» **Short task**
In the material below, identify each line bearing the word "frequenze". Reproduce those lines.

— start Dataset excerpts —

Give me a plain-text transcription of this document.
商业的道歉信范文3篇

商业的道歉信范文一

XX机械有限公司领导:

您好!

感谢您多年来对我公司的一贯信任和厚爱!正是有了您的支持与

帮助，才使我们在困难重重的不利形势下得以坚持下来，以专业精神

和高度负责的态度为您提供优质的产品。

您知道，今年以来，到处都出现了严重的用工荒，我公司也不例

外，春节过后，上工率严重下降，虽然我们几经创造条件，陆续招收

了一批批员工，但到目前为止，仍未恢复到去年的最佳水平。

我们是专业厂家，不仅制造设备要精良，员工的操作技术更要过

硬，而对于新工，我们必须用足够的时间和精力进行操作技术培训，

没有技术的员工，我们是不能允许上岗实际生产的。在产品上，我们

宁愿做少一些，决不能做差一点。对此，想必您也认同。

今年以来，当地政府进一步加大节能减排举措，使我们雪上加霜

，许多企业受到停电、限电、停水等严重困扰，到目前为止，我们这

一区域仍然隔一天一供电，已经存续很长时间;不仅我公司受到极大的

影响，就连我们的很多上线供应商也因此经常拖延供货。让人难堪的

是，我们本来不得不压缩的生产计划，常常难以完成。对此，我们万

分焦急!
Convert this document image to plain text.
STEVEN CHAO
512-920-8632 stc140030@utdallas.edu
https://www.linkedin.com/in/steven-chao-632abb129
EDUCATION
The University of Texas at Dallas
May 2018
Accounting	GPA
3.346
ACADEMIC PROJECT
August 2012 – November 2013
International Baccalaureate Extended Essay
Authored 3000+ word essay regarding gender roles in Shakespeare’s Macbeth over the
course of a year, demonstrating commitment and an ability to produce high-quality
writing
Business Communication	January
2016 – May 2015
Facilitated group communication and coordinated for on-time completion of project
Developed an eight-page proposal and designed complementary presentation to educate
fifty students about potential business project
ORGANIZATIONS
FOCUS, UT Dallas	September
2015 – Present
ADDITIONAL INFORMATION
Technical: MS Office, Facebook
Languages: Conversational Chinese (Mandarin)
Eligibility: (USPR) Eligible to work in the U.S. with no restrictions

— end Dataset excerpts —
— start Dataset excerpts —

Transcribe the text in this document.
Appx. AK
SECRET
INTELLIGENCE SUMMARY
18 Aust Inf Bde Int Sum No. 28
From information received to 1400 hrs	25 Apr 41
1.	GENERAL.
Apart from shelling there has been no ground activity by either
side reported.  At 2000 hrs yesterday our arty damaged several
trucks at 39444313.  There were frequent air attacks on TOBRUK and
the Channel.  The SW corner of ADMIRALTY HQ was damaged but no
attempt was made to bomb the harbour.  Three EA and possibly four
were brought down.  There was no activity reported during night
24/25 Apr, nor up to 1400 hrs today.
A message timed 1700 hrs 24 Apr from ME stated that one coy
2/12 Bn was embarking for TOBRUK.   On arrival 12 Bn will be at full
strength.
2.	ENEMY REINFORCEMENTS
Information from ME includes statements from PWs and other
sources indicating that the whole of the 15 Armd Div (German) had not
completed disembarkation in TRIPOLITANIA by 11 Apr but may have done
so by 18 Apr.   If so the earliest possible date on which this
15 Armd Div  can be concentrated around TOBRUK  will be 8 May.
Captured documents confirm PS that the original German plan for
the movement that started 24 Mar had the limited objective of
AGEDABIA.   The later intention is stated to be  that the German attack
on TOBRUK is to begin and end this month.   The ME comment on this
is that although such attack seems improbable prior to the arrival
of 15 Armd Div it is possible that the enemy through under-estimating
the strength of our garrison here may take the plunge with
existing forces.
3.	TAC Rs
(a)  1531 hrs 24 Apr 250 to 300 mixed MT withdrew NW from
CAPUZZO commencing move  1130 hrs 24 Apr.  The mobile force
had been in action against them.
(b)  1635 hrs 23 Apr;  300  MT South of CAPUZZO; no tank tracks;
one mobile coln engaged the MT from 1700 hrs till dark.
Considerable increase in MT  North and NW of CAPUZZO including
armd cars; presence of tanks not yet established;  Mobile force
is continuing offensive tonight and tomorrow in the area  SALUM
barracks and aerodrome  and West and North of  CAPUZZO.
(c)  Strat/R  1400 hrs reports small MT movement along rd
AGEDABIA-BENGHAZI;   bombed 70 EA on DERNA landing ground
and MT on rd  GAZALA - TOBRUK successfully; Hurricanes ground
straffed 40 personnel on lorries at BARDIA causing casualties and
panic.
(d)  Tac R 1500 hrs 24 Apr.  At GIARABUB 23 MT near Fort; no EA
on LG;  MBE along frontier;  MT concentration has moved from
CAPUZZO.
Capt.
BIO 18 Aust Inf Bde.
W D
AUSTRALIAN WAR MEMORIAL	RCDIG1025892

— end Dataset excerpts —
— start Dataset excerpts —

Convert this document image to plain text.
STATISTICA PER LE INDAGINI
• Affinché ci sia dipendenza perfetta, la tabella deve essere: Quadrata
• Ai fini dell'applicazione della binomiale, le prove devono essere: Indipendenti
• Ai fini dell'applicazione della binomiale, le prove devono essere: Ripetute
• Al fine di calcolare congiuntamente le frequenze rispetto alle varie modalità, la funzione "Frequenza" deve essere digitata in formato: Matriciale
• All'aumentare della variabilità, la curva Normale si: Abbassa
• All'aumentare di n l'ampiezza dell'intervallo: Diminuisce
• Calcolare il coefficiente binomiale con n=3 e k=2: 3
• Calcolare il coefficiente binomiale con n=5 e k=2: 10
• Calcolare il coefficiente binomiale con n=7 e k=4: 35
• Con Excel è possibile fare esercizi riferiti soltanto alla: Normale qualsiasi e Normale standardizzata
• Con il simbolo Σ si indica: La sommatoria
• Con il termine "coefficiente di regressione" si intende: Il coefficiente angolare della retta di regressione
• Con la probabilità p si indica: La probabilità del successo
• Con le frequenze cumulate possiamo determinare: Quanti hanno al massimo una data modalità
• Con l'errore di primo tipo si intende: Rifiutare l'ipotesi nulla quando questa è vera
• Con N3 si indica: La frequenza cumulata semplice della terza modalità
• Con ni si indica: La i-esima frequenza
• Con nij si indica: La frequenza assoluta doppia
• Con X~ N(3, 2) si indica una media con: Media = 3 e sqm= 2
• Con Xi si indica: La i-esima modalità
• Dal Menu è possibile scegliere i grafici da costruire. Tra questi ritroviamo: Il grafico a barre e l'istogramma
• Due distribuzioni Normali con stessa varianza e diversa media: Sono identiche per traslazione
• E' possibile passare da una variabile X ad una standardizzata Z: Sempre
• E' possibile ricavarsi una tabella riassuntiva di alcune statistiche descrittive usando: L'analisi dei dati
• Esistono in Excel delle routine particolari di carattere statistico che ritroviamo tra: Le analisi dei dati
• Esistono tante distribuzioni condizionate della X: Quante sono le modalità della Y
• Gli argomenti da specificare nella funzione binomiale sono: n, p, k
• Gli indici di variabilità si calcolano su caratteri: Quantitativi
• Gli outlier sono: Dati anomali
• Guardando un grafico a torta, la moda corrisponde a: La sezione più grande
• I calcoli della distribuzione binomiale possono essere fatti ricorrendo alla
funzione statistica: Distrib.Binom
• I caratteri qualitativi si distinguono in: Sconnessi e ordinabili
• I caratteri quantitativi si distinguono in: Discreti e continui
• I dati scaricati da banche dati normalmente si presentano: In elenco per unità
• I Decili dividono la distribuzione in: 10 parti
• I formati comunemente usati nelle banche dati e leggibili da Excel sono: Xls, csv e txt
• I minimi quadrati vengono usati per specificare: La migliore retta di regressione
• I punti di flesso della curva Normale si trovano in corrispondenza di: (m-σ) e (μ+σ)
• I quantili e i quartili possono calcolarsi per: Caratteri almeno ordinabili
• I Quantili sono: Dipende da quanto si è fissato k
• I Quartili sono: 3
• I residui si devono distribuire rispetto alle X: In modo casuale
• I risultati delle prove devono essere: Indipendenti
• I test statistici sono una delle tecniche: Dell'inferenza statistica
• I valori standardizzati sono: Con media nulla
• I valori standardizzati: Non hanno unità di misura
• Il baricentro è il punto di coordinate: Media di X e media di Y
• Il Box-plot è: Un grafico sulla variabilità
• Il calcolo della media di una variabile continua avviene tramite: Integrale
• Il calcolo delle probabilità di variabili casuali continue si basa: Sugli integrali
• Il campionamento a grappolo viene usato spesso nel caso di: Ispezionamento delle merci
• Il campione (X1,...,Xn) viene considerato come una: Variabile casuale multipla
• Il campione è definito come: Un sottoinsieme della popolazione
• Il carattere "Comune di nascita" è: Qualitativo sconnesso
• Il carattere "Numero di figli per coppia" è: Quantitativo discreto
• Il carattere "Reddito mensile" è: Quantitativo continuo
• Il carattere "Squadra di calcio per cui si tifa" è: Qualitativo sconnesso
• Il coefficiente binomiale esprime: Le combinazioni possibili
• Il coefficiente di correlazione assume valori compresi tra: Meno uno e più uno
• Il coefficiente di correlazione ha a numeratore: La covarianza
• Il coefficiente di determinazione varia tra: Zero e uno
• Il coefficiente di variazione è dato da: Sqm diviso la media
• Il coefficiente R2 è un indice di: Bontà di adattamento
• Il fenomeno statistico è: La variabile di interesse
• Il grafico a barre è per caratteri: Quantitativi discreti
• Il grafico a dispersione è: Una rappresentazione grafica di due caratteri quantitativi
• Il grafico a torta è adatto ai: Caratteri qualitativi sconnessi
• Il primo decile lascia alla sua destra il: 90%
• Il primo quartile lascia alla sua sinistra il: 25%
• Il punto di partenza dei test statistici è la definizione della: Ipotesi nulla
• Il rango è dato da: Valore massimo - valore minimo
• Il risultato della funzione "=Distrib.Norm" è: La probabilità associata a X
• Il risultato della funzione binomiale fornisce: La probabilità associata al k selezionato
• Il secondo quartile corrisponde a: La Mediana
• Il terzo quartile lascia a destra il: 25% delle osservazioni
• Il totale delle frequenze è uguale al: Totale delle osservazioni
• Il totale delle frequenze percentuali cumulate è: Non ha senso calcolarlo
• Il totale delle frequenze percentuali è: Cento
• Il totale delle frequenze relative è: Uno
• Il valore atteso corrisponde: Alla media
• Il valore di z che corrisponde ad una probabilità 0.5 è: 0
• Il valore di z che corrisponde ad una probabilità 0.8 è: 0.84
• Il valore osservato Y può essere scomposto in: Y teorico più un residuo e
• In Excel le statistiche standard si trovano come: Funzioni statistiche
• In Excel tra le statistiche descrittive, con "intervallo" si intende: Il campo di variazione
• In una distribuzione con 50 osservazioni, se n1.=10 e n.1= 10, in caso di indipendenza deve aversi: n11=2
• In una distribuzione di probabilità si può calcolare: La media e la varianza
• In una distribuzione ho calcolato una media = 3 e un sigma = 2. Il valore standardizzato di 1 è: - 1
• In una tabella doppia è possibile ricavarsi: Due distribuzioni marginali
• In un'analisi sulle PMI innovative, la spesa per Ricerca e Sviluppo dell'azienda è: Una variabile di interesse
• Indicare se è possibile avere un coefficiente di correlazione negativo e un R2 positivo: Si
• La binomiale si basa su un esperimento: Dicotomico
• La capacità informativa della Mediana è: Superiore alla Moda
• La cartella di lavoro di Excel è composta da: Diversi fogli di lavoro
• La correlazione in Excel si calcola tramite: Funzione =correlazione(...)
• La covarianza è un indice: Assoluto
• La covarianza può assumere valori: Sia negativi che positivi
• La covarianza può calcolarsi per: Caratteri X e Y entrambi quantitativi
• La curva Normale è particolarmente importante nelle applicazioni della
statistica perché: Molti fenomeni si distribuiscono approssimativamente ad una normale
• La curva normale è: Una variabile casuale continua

— end Dataset excerpts —

» **Correct answer**
• Al fine di calcolare congiuntamente le frequenze rispetto alle varie modalità, la funzione "Frequenza" deve essere digitata in formato: Matriciale
• Con le frequenze cumulate possiamo determinare: Quanti hanno al massimo una data modalità
• Il totale delle frequenze è uguale al: Totale delle osservazioni
• Il totale delle frequenze percentuali cumulate è: Non ha senso calcolarlo
• Il totale delle frequenze percentuali è: Cento
• Il totale delle frequenze relative è: Uno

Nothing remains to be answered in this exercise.